◆ Material provided:
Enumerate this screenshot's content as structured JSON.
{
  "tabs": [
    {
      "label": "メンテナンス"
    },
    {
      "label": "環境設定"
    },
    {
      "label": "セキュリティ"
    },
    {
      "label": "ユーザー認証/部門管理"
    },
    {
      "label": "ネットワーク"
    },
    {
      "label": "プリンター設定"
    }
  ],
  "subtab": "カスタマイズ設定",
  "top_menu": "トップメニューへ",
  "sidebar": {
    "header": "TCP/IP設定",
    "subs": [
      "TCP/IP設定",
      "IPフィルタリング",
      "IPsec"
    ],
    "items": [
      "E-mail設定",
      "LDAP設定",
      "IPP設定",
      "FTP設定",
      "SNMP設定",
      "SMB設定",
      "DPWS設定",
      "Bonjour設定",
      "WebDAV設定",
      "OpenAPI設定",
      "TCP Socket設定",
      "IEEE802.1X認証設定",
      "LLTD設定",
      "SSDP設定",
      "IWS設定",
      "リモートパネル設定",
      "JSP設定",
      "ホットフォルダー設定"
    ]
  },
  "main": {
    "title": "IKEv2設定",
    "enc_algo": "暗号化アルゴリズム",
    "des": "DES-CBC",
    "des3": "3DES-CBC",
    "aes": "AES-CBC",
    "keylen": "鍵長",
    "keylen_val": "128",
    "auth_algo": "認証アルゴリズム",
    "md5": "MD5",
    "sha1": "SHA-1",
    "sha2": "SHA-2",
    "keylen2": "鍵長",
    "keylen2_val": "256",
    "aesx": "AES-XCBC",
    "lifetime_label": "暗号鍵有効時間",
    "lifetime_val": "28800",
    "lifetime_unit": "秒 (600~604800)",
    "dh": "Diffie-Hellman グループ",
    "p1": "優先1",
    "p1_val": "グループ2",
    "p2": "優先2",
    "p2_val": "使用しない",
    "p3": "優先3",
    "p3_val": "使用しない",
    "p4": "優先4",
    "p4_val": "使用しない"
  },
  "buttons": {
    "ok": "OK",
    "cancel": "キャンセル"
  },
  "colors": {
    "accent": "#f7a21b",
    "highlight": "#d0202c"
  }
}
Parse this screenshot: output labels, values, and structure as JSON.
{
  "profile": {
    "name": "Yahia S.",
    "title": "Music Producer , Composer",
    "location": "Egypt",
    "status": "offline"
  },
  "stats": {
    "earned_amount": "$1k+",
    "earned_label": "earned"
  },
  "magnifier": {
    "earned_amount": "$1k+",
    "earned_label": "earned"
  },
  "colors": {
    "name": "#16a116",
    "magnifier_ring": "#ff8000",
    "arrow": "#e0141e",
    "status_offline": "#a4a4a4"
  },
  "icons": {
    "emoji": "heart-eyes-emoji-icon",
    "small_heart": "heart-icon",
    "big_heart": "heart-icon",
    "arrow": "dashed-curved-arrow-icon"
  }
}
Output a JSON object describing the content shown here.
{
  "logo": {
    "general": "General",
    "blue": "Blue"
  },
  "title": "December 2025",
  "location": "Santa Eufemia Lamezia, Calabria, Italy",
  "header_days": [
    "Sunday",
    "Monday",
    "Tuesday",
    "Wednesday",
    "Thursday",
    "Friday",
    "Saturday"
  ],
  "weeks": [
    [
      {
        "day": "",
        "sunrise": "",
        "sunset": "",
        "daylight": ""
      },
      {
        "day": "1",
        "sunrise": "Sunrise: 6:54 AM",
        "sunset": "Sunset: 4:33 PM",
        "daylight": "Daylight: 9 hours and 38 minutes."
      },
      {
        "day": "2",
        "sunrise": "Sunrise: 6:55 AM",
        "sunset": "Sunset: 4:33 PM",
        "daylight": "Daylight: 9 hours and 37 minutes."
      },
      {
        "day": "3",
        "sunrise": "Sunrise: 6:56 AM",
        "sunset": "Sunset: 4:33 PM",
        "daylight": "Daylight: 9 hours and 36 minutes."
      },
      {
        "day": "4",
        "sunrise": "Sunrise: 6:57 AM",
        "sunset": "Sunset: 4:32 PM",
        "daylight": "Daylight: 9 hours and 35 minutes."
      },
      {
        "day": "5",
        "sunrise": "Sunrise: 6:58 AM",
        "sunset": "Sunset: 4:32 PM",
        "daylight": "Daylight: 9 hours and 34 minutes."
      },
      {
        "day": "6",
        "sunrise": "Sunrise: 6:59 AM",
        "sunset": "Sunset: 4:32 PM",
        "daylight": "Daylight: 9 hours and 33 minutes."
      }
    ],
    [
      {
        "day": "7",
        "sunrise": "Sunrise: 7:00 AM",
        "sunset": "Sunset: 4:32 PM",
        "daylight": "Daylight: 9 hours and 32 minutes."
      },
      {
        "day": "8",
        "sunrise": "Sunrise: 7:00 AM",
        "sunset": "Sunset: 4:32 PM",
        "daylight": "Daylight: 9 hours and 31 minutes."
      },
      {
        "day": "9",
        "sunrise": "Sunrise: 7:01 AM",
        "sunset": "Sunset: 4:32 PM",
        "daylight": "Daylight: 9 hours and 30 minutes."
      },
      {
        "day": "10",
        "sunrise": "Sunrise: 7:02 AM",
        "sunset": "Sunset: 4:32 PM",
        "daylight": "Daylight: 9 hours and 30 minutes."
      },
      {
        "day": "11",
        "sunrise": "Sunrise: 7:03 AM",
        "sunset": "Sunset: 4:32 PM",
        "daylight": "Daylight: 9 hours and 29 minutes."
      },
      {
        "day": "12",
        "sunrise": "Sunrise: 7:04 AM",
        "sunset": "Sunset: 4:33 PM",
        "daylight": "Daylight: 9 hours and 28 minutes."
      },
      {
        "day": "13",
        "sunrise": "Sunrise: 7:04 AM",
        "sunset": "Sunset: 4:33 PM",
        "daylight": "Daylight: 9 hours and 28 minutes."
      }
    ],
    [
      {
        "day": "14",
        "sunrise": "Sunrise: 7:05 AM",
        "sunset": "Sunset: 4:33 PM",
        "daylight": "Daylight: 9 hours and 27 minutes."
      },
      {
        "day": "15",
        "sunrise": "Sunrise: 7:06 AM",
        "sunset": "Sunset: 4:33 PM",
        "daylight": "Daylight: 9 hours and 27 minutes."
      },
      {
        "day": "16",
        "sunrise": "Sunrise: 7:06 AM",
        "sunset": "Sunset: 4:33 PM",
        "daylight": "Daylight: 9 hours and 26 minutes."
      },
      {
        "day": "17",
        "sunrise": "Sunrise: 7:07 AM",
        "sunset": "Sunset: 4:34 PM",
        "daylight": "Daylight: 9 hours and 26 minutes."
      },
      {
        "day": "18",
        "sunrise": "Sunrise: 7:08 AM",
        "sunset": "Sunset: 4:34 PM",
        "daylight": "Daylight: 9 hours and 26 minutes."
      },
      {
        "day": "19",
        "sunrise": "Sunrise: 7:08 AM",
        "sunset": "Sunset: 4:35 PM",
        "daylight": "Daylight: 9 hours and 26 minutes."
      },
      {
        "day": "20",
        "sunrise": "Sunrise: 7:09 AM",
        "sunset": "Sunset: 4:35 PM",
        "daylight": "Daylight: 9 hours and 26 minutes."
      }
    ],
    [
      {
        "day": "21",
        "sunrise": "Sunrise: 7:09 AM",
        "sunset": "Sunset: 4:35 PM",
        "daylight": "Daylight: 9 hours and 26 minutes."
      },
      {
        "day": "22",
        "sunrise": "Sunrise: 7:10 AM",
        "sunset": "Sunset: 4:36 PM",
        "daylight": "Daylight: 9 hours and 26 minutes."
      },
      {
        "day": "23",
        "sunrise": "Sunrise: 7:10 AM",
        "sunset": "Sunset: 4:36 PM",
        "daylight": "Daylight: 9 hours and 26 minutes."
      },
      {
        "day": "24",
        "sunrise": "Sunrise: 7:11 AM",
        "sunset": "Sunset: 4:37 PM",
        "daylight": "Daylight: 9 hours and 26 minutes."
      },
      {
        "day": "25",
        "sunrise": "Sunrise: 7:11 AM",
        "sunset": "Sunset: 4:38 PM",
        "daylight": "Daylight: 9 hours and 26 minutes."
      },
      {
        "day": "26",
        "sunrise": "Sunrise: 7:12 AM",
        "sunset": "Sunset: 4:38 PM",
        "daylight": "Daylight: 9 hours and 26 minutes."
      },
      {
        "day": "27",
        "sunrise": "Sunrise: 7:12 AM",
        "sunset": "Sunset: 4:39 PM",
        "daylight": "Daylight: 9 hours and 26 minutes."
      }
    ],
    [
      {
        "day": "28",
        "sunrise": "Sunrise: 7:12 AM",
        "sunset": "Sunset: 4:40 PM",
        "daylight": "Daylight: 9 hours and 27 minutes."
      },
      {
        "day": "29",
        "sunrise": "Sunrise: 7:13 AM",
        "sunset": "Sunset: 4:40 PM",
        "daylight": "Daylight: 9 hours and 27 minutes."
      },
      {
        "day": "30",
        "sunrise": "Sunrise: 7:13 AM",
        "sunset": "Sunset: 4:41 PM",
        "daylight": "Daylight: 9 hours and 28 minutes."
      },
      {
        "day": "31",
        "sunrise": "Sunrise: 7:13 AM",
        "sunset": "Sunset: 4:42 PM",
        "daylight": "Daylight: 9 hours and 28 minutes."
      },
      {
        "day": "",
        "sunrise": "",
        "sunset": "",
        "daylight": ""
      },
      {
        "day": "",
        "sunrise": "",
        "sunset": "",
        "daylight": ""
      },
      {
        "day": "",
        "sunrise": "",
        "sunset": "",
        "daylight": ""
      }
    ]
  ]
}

◆ Description of the task: Your task is to report how many lines of the material include the string "heart". Give the number and no other words.

◆ Completed exercise: 3